■ **What you need to do**
Extract all lines that hold the string "классов".

■ **Task data**
++++++++
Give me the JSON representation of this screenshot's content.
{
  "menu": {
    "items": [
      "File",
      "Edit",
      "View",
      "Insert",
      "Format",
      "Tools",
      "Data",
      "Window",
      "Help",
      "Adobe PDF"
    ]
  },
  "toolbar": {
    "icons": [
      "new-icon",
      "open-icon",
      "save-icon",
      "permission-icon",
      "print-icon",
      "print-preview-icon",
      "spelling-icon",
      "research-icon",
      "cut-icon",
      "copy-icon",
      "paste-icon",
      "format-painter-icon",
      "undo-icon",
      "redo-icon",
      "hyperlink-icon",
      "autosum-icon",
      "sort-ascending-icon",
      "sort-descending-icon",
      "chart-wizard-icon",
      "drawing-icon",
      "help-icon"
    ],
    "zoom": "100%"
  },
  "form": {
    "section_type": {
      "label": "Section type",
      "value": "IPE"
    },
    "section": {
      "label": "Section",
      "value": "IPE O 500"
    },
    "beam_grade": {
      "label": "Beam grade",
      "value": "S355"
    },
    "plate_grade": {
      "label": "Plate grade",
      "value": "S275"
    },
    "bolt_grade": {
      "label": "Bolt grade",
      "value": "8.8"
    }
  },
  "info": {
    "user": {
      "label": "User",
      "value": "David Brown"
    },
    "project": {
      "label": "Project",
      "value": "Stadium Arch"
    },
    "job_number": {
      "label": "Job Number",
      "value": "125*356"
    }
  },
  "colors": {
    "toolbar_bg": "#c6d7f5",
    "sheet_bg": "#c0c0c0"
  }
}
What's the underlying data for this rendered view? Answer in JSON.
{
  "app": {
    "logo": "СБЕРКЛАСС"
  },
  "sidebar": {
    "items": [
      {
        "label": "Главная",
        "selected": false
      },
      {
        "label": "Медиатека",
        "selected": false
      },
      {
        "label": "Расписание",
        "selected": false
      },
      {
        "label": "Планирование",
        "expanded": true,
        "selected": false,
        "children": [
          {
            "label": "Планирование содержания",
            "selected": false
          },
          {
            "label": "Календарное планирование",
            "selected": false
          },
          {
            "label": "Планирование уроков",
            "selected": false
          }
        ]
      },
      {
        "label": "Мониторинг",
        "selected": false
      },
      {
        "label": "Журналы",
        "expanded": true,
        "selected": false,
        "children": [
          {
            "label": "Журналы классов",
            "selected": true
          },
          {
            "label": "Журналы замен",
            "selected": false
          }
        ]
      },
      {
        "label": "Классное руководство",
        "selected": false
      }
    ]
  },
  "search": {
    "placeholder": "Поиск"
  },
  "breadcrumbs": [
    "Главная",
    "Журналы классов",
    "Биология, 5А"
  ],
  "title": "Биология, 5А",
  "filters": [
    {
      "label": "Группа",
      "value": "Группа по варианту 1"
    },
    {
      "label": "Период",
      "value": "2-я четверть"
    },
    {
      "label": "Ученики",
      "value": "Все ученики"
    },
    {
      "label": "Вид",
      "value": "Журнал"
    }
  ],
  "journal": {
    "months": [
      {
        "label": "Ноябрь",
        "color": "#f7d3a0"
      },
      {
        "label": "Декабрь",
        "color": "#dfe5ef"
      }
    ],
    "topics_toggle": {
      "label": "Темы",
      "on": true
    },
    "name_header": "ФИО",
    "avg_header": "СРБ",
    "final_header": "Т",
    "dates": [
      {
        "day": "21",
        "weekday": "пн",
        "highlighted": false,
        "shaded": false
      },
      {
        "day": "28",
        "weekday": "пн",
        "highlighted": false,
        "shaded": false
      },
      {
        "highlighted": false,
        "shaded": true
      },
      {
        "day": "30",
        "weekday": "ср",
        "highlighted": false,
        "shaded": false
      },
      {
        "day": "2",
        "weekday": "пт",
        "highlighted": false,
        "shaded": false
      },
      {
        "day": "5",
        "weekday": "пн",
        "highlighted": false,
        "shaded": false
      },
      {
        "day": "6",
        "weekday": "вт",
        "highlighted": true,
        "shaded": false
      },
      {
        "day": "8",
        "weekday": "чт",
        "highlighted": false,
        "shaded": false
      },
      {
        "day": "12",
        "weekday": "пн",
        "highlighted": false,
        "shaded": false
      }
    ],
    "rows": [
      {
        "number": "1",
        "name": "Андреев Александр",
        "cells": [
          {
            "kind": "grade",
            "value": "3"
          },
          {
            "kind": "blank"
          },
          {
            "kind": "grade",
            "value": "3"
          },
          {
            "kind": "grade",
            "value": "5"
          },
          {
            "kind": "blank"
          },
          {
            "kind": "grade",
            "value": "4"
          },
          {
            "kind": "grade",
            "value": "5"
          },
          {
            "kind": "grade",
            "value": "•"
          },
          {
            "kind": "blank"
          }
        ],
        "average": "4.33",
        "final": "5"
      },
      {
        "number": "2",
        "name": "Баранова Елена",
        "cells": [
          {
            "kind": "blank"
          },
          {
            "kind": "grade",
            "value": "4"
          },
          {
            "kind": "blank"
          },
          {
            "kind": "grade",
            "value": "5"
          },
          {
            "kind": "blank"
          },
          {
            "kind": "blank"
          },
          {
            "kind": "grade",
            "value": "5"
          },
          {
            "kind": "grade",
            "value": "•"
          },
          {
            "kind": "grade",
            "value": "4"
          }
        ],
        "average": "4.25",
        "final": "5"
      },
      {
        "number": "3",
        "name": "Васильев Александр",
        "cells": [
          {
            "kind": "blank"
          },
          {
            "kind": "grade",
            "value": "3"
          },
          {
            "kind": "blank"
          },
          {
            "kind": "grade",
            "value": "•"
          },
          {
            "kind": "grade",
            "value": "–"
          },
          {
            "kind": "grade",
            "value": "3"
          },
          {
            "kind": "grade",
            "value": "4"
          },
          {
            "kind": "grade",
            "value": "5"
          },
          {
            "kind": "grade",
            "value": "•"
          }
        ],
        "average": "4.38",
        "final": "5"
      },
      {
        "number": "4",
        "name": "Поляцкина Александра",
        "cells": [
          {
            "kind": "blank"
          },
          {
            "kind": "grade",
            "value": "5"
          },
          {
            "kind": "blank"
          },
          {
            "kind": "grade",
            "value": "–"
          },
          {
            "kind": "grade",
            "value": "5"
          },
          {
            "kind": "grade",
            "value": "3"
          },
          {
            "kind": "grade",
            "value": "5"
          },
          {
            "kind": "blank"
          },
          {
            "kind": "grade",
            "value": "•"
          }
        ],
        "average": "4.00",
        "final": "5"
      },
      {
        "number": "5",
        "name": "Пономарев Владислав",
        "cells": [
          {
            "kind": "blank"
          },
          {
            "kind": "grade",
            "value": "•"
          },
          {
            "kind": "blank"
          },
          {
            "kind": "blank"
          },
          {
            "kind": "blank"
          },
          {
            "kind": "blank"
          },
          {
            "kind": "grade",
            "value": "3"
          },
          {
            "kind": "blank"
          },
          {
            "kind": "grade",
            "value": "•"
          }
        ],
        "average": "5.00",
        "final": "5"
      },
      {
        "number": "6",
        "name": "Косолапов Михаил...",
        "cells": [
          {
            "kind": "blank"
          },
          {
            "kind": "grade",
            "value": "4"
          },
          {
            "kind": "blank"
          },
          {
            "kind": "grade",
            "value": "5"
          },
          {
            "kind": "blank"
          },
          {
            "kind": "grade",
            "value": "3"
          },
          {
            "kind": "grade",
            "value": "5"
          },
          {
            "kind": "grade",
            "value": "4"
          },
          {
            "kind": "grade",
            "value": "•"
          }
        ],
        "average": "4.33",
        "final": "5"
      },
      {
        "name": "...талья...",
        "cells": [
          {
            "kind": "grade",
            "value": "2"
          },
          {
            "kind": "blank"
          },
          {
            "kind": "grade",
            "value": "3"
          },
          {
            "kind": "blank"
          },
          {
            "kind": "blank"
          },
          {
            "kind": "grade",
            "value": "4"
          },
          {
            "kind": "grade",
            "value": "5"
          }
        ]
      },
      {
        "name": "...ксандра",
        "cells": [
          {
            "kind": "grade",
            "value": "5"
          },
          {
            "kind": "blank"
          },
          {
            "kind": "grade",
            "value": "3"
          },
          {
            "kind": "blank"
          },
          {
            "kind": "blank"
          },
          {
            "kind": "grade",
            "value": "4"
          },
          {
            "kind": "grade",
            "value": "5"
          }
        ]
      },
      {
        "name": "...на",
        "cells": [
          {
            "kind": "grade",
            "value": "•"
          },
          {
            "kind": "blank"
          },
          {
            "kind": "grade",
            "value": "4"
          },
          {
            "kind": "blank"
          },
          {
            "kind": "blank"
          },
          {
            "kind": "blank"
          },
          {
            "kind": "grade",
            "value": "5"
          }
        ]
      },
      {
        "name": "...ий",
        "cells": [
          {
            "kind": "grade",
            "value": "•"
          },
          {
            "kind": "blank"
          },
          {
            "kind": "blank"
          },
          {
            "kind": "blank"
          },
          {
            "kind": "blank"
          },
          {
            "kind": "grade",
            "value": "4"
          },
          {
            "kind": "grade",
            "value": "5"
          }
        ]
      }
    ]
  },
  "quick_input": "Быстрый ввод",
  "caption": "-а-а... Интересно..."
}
++++++++
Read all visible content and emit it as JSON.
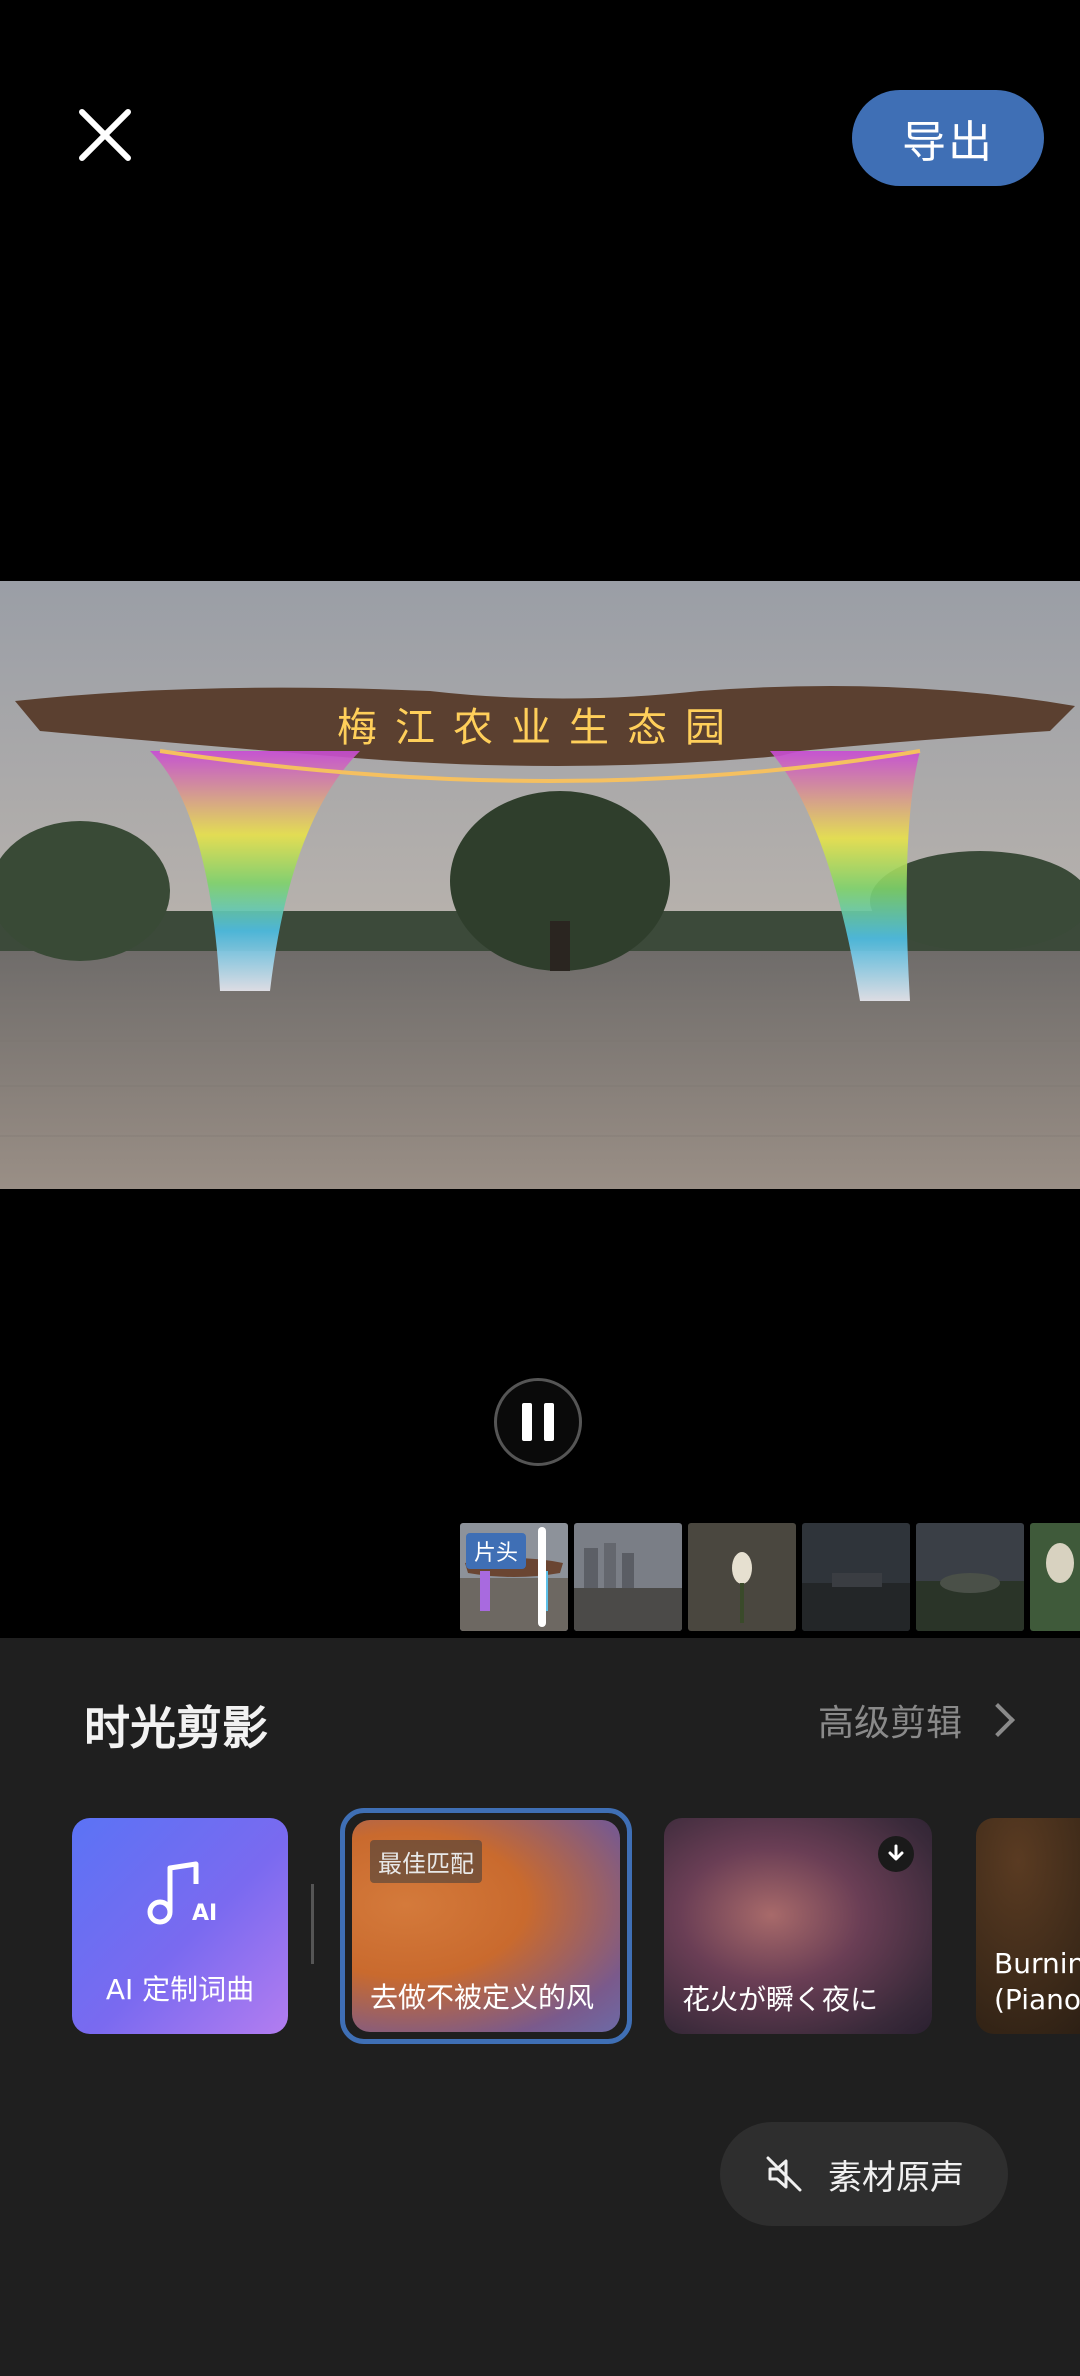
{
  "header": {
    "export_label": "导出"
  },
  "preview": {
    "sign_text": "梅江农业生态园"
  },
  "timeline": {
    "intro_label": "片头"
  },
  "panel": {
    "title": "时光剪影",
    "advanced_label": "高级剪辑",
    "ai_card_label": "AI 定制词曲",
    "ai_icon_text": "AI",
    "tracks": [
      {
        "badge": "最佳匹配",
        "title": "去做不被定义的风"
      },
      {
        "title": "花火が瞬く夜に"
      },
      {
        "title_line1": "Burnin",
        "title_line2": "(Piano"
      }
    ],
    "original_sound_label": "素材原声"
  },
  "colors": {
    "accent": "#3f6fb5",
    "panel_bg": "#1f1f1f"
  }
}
++++++++
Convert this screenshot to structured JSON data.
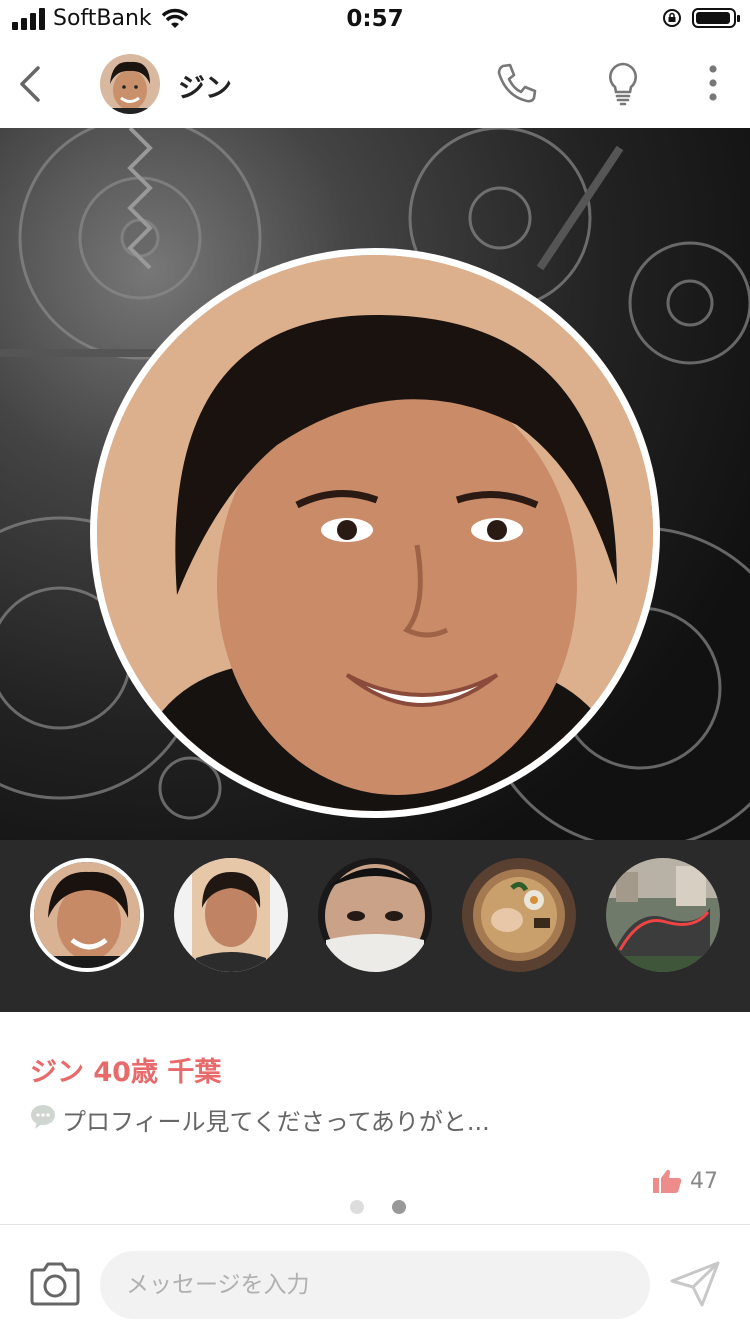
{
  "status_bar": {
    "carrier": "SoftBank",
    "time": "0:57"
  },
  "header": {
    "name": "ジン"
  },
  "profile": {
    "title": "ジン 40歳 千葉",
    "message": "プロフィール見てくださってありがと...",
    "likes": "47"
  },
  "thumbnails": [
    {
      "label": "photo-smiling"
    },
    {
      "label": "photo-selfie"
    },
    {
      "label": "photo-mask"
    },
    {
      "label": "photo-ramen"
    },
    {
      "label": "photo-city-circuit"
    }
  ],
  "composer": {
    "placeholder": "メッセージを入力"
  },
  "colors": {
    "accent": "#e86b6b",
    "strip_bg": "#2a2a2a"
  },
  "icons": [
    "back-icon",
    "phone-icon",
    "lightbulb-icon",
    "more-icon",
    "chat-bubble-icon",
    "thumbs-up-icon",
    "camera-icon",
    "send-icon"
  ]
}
++++++++
■ **Task output**
            "label": "Журналы классов",
    "Журналы классов",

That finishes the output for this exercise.